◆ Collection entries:
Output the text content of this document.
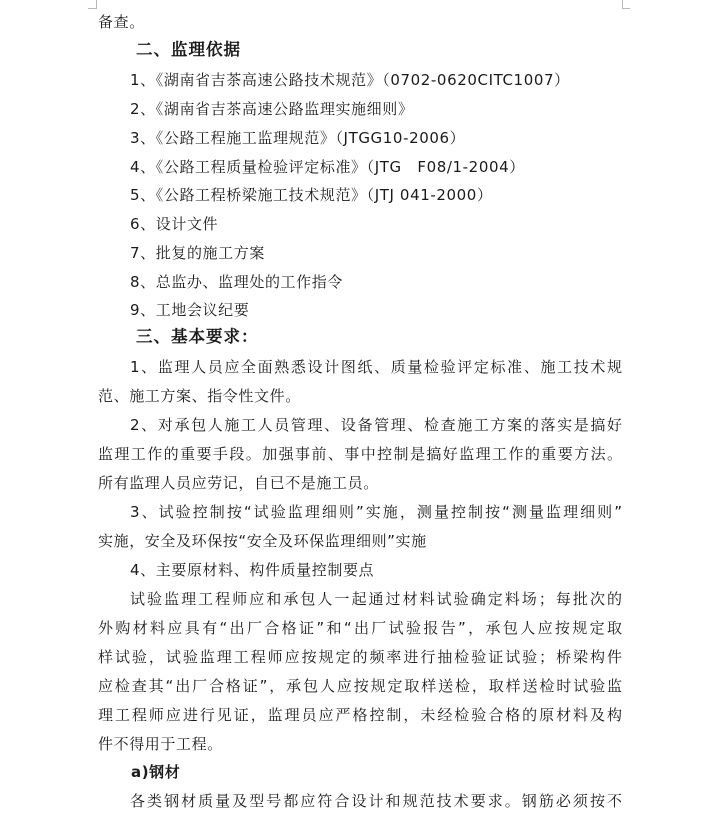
备查。
二、监理依据
1、《湖南省吉茶高速公路技术规范》（0702-0620CITC1007）
2、《湖南省吉茶高速公路监理实施细则》
3、《公路工程施工监理规范》（JTGG10-2006）
4、《公路工程质量检验评定标准》（JTG　F08/1-2004）
5、《公路工程桥梁施工技术规范》（JTJ 041-2000）
6、设计文件
7、批复的施工方案
8、总监办、监理处的工作指令
9、工地会议纪要
三、基本要求：
1、监理人员应全面熟悉设计图纸、质量检验评定标准、施工技术规
范、施工方案、指令性文件。
2、对承包人施工人员管理、设备管理、检查施工方案的落实是搞好
监理工作的重要手段。加强事前、事中控制是搞好监理工作的重要方法。
所有监理人员应劳记，自已不是施工员。
3、试验控制按“试验监理细则”实施，测量控制按“测量监理细则”
实施，安全及环保按“安全及环保监理细则”实施
4、主要原材料、构件质量控制要点
试验监理工程师应和承包人一起通过材料试验确定料场；每批次的
外购材料应具有“出厂合格证”和“出厂试验报告”，承包人应按规定取
样试验，试验监理工程师应按规定的频率进行抽检验证试验；桥梁构件
应检查其“出厂合格证”，承包人应按规定取样送检，取样送检时试验监
理工程师应进行见证，监理员应严格控制，未经检验合格的原材料及构
件不得用于工程。
a)钢材
各类钢材质量及型号都应符合设计和规范技术要求。钢筋必须按不
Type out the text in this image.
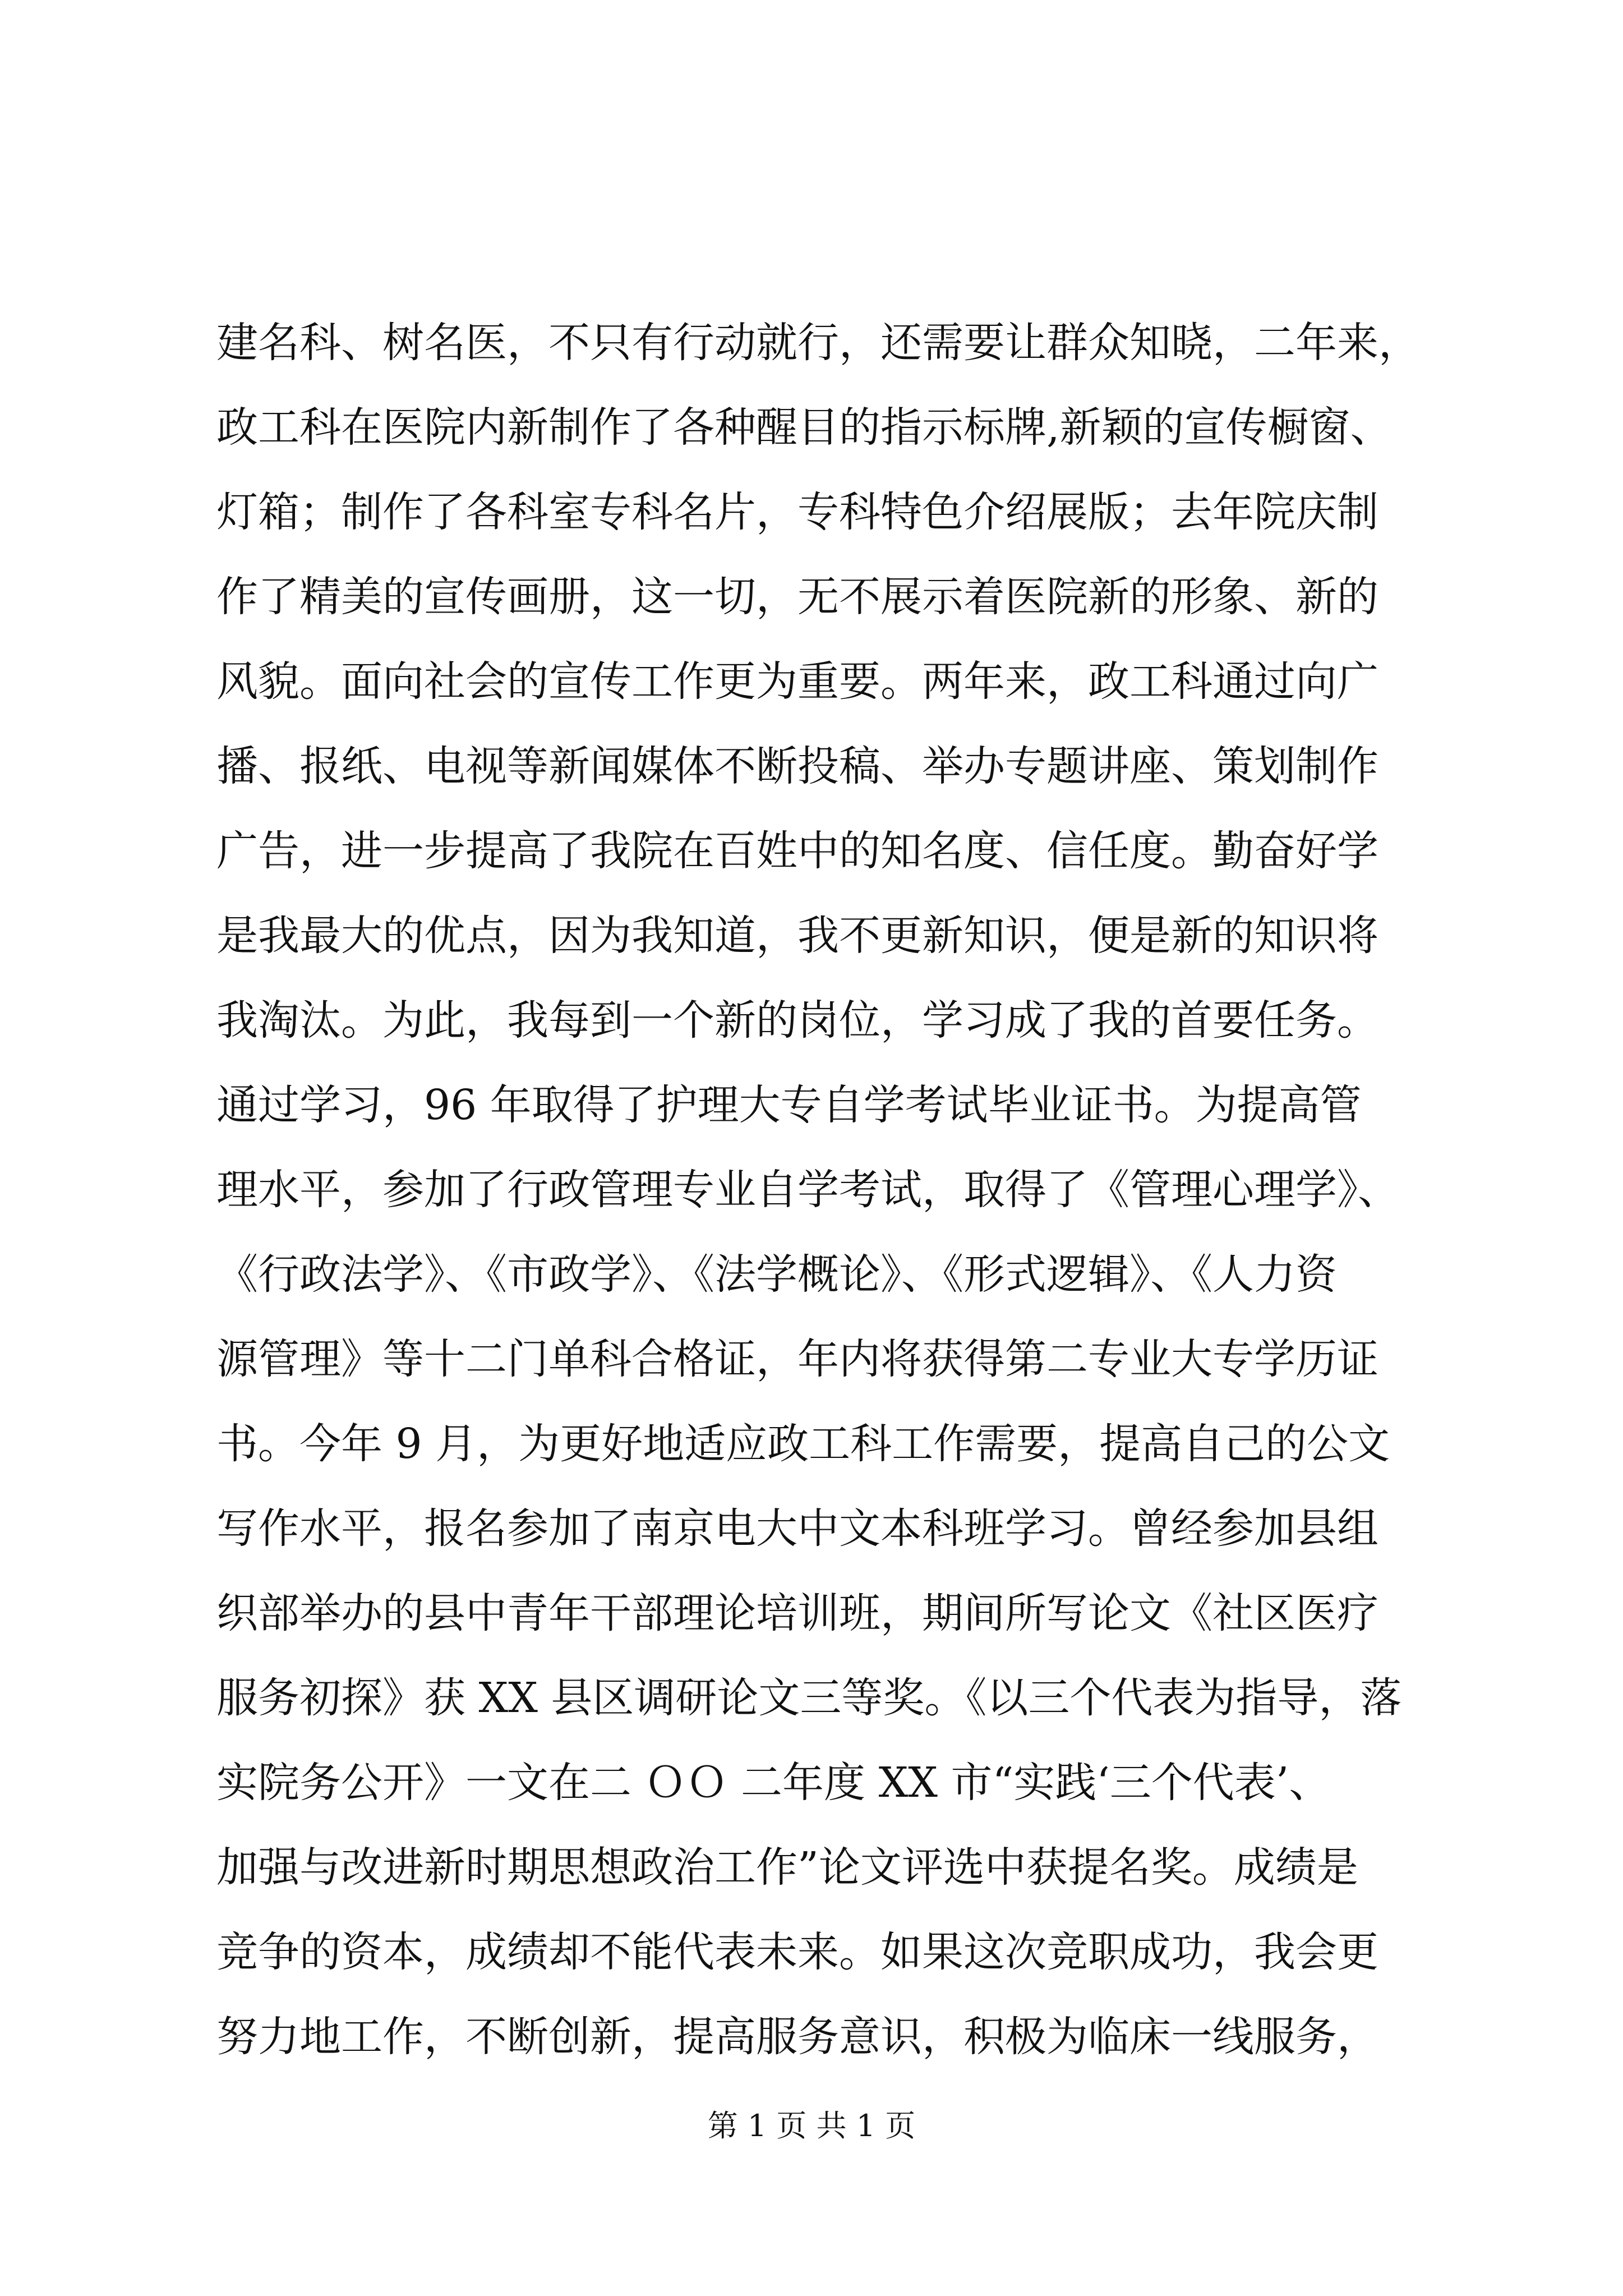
建名科、树名医，不只有行动就行，还需要让群众知晓，二年来，
政工科在医院内新制作了各种醒目的指示标牌,新颖的宣传橱窗、
灯箱；制作了各科室专科名片，专科特色介绍展版；去年院庆制
作了精美的宣传画册，这一切，无不展示着医院新的形象、新的
风貌。面向社会的宣传工作更为重要。两年来，政工科通过向广
播、报纸、电视等新闻媒体不断投稿、举办专题讲座、策划制作
广告，进一步提高了我院在百姓中的知名度、信任度。勤奋好学
是我最大的优点，因为我知道，我不更新知识，便是新的知识将
我淘汰。为此，我每到一个新的岗位，学习成了我的首要任务。
通过学习，96 年取得了护理大专自学考试毕业证书。为提高管
理水平，参加了行政管理专业自学考试，取得了《管理心理学》、
《行政法学》、《市政学》、《法学概论》、《形式逻辑》、《人力资
源管理》等十二门单科合格证，年内将获得第二专业大专学历证
书。今年 9 月，为更好地适应政工科工作需要，提高自己的公文
写作水平，报名参加了南京电大中文本科班学习。曾经参加县组
织部举办的县中青年干部理论培训班，期间所写论文《社区医疗
服务初探》获 XX 县区调研论文三等奖。《以三个代表为指导，落
实院务公开》一文在二 ＯＯ 二年度 XX 市“实践‘三个代表’、
加强与改进新时期思想政治工作”论文评选中获提名奖。成绩是
竞争的资本，成绩却不能代表未来。如果这次竞职成功，我会更
努力地工作，不断创新，提高服务意识，积极为临床一线服务，
第 1 页 共 1 页
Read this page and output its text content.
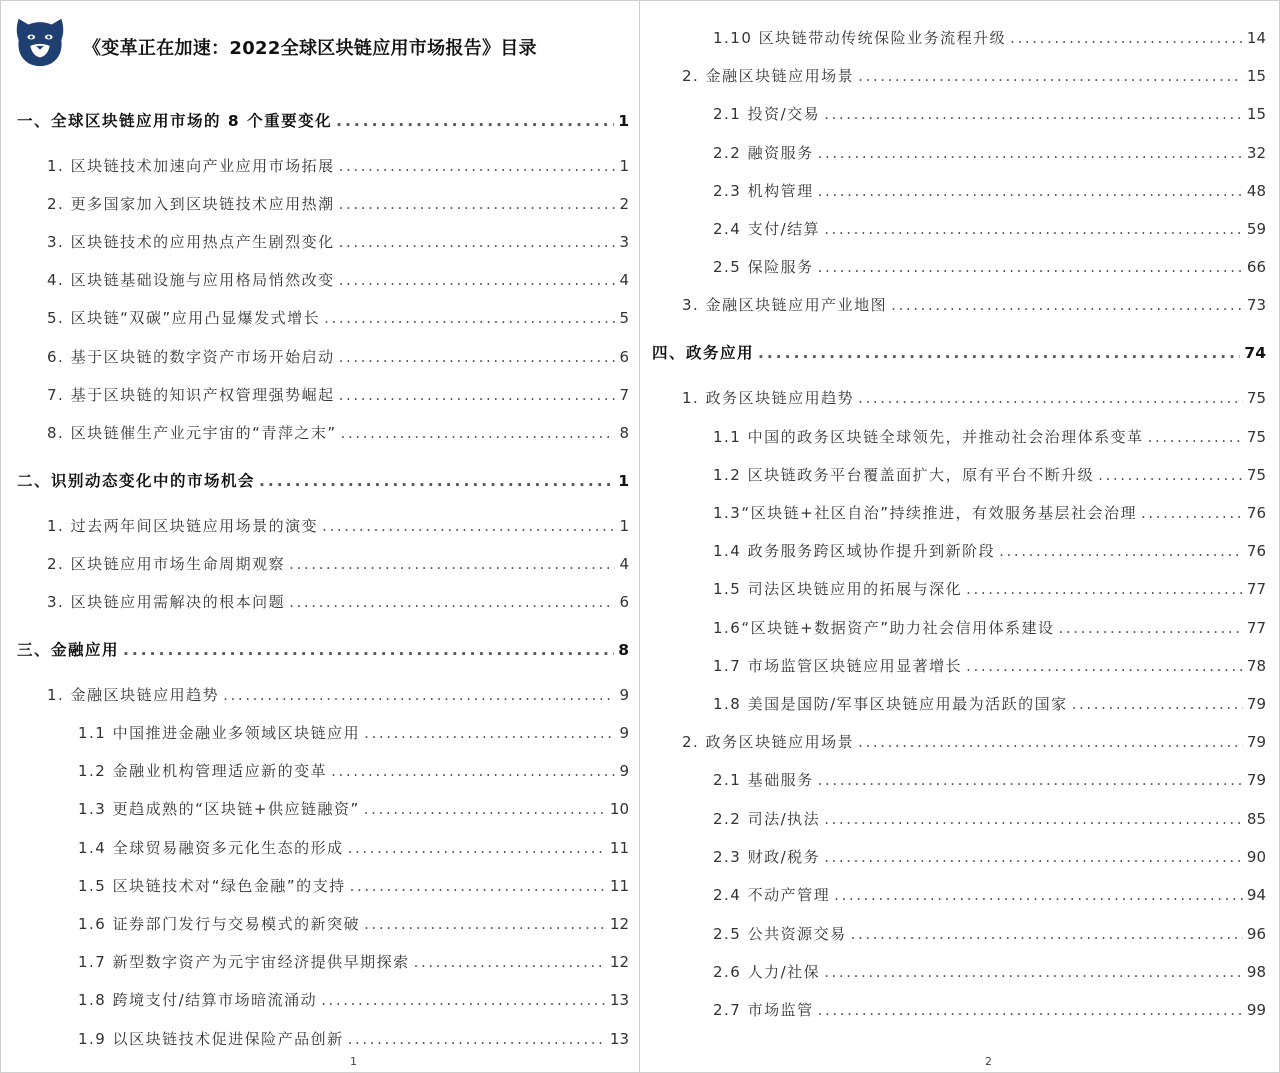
《变革正在加速：2022全球区块链应用市场报告》目录
一、全球区块链应用市场的 8 个重要变化 .....	1
1. 区块链技术加速向产业应用市场拓展 .....	1
2. 更多国家加入到区块链技术应用热潮 .....	2
3. 区块链技术的应用热点产生剧烈变化 .....	3
4. 区块链基础设施与应用格局悄然改变 .....	4
5. 区块链“双碳”应用凸显爆发式增长 .....	5
6. 基于区块链的数字资产市场开始启动 .....	6
7. 基于区块链的知识产权管理强势崛起 .....	7
8. 区块链催生产业元宇宙的“青萍之末” .....	8
二、识别动态变化中的市场机会 .....	1
1. 过去两年间区块链应用场景的演变 .....	1
2. 区块链应用市场生命周期观察 .....	4
3. 区块链应用需解决的根本问题 .....	6
三、金融应用 .....	8
1. 金融区块链应用趋势 .....	9
1.1 中国推进金融业多领域区块链应用 .....	9
1.2 金融业机构管理适应新的变革 .....	9
1.3 更趋成熟的“区块链+供应链融资” .....	10
1.4 全球贸易融资多元化生态的形成 .....	11
1.5 区块链技术对“绿色金融”的支持 .....	11
1.6 证券部门发行与交易模式的新突破 .....	12
1.7 新型数字资产为元宇宙经济提供早期探索 .....	12
1.8 跨境支付/结算市场暗流涌动 .....	13
1.9 以区块链技术促进保险产品创新 .....	13
1
1.10 区块链带动传统保险业务流程升级 .....	14
2. 金融区块链应用场景 .....	15
2.1 投资/交易 .....	15
2.2 融资服务 .....	32
2.3 机构管理 .....	48
2.4 支付/结算 .....	59
2.5 保险服务 .....	66
3. 金融区块链应用产业地图 .....	73
四、政务应用 .....	74
1. 政务区块链应用趋势 .....	75
1.1 中国的政务区块链全球领先，并推动社会治理体系变革 .....	75
1.2 区块链政务平台覆盖面扩大，原有平台不断升级 .....	75
1.3“区块链+社区自治”持续推进，有效服务基层社会治理 .....	76
1.4 政务服务跨区域协作提升到新阶段 .....	76
1.5 司法区块链应用的拓展与深化 .....	77
1.6“区块链+数据资产”助力社会信用体系建设 .....	77
1.7 市场监管区块链应用显著增长 .....	78
1.8 美国是国防/军事区块链应用最为活跃的国家 .....	79
2. 政务区块链应用场景 .....	79
2.1 基础服务 .....	79
2.2 司法/执法 .....	85
2.3 财政/税务 .....	90
2.4 不动产管理 .....	94
2.5 公共资源交易 .....	96
2.6 人力/社保 .....	98
2.7 市场监管 .....	99
2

◆ Exercise brief:
Take the listing above and print it exactly, apart from the pictures.

◆ Answer to this problem:
Output the text content of this document.
备查。
二、监理依据
1、《湖南省吉茶高速公路技术规范》（0702-0620CITC1007）
2、《湖南省吉茶高速公路监理实施细则》
3、《公路工程施工监理规范》（JTGG10-2006）
4、《公路工程质量检验评定标准》（JTG　F08/1-2004）
5、《公路工程桥梁施工技术规范》（JTJ 041-2000）
6、设计文件
7、批复的施工方案
8、总监办、监理处的工作指令
9、工地会议纪要
三、基本要求：
1、监理人员应全面熟悉设计图纸、质量检验评定标准、施工技术规
范、施工方案、指令性文件。
2、对承包人施工人员管理、设备管理、检查施工方案的落实是搞好
监理工作的重要手段。加强事前、事中控制是搞好监理工作的重要方法。
所有监理人员应劳记，自已不是施工员。
3、试验控制按“试验监理细则”实施，测量控制按“测量监理细则”
实施，安全及环保按“安全及环保监理细则”实施
4、主要原材料、构件质量控制要点
试验监理工程师应和承包人一起通过材料试验确定料场；每批次的
外购材料应具有“出厂合格证”和“出厂试验报告”，承包人应按规定取
样试验，试验监理工程师应按规定的频率进行抽检验证试验；桥梁构件
应检查其“出厂合格证”，承包人应按规定取样送检，取样送检时试验监
理工程师应进行见证，监理员应严格控制，未经检验合格的原材料及构
件不得用于工程。
a)钢材
各类钢材质量及型号都应符合设计和规范技术要求。钢筋必须按不
Type out the text in this image.
建名科、树名医，不只有行动就行，还需要让群众知晓，二年来，
政工科在医院内新制作了各种醒目的指示标牌,新颖的宣传橱窗、
灯箱；制作了各科室专科名片，专科特色介绍展版；去年院庆制
作了精美的宣传画册，这一切，无不展示着医院新的形象、新的
风貌。面向社会的宣传工作更为重要。两年来，政工科通过向广
播、报纸、电视等新闻媒体不断投稿、举办专题讲座、策划制作
广告，进一步提高了我院在百姓中的知名度、信任度。勤奋好学
是我最大的优点，因为我知道，我不更新知识，便是新的知识将
我淘汰。为此，我每到一个新的岗位，学习成了我的首要任务。
通过学习，96 年取得了护理大专自学考试毕业证书。为提高管
理水平，参加了行政管理专业自学考试，取得了《管理心理学》、
《行政法学》、《市政学》、《法学概论》、《形式逻辑》、《人力资
源管理》等十二门单科合格证，年内将获得第二专业大专学历证
书。今年 9 月，为更好地适应政工科工作需要，提高自己的公文
写作水平，报名参加了南京电大中文本科班学习。曾经参加县组
织部举办的县中青年干部理论培训班，期间所写论文《社区医疗
服务初探》获 XX 县区调研论文三等奖。《以三个代表为指导，落
实院务公开》一文在二 ＯＯ 二年度 XX 市“实践‘三个代表’、
加强与改进新时期思想政治工作”论文评选中获提名奖。成绩是
竞争的资本，成绩却不能代表未来。如果这次竞职成功，我会更
努力地工作，不断创新，提高服务意识，积极为临床一线服务，
第 1 页 共 1 页
Read this page and output its text content.
《变革正在加速：2022全球区块链应用市场报告》目录
一、全球区块链应用市场的 8 个重要变化 .....	1
1. 区块链技术加速向产业应用市场拓展 .....	1
2. 更多国家加入到区块链技术应用热潮 .....	2
3. 区块链技术的应用热点产生剧烈变化 .....	3
4. 区块链基础设施与应用格局悄然改变 .....	4
5. 区块链“双碳”应用凸显爆发式增长 .....	5
6. 基于区块链的数字资产市场开始启动 .....	6
7. 基于区块链的知识产权管理强势崛起 .....	7
8. 区块链催生产业元宇宙的“青萍之末” .....	8
二、识别动态变化中的市场机会 .....	1
1. 过去两年间区块链应用场景的演变 .....	1
2. 区块链应用市场生命周期观察 .....	4
3. 区块链应用需解决的根本问题 .....	6
三、金融应用 .....	8
1. 金融区块链应用趋势 .....	9
1.1 中国推进金融业多领域区块链应用 .....	9
1.2 金融业机构管理适应新的变革 .....	9
1.3 更趋成熟的“区块链+供应链融资” .....	10
1.4 全球贸易融资多元化生态的形成 .....	11
1.5 区块链技术对“绿色金融”的支持 .....	11
1.6 证券部门发行与交易模式的新突破 .....	12
1.7 新型数字资产为元宇宙经济提供早期探索 .....	12
1.8 跨境支付/结算市场暗流涌动 .....	13
1.9 以区块链技术促进保险产品创新 .....	13
1
1.10 区块链带动传统保险业务流程升级 .....	14
2. 金融区块链应用场景 .....	15
2.1 投资/交易 .....	15
2.2 融资服务 .....	32
2.3 机构管理 .....	48
2.4 支付/结算 .....	59
2.5 保险服务 .....	66
3. 金融区块链应用产业地图 .....	73
四、政务应用 .....	74
1. 政务区块链应用趋势 .....	75
1.1 中国的政务区块链全球领先，并推动社会治理体系变革 .....	75
1.2 区块链政务平台覆盖面扩大，原有平台不断升级 .....	75
1.3“区块链+社区自治”持续推进，有效服务基层社会治理 .....	76
1.4 政务服务跨区域协作提升到新阶段 .....	76
1.5 司法区块链应用的拓展与深化 .....	77
1.6“区块链+数据资产”助力社会信用体系建设 .....	77
1.7 市场监管区块链应用显著增长 .....	78
1.8 美国是国防/军事区块链应用最为活跃的国家 .....	79
2. 政务区块链应用场景 .....	79
2.1 基础服务 .....	79
2.2 司法/执法 .....	85
2.3 财政/税务 .....	90
2.4 不动产管理 .....	94
2.5 公共资源交易 .....	96
2.6 人力/社保 .....	98
2.7 市场监管 .....	99
2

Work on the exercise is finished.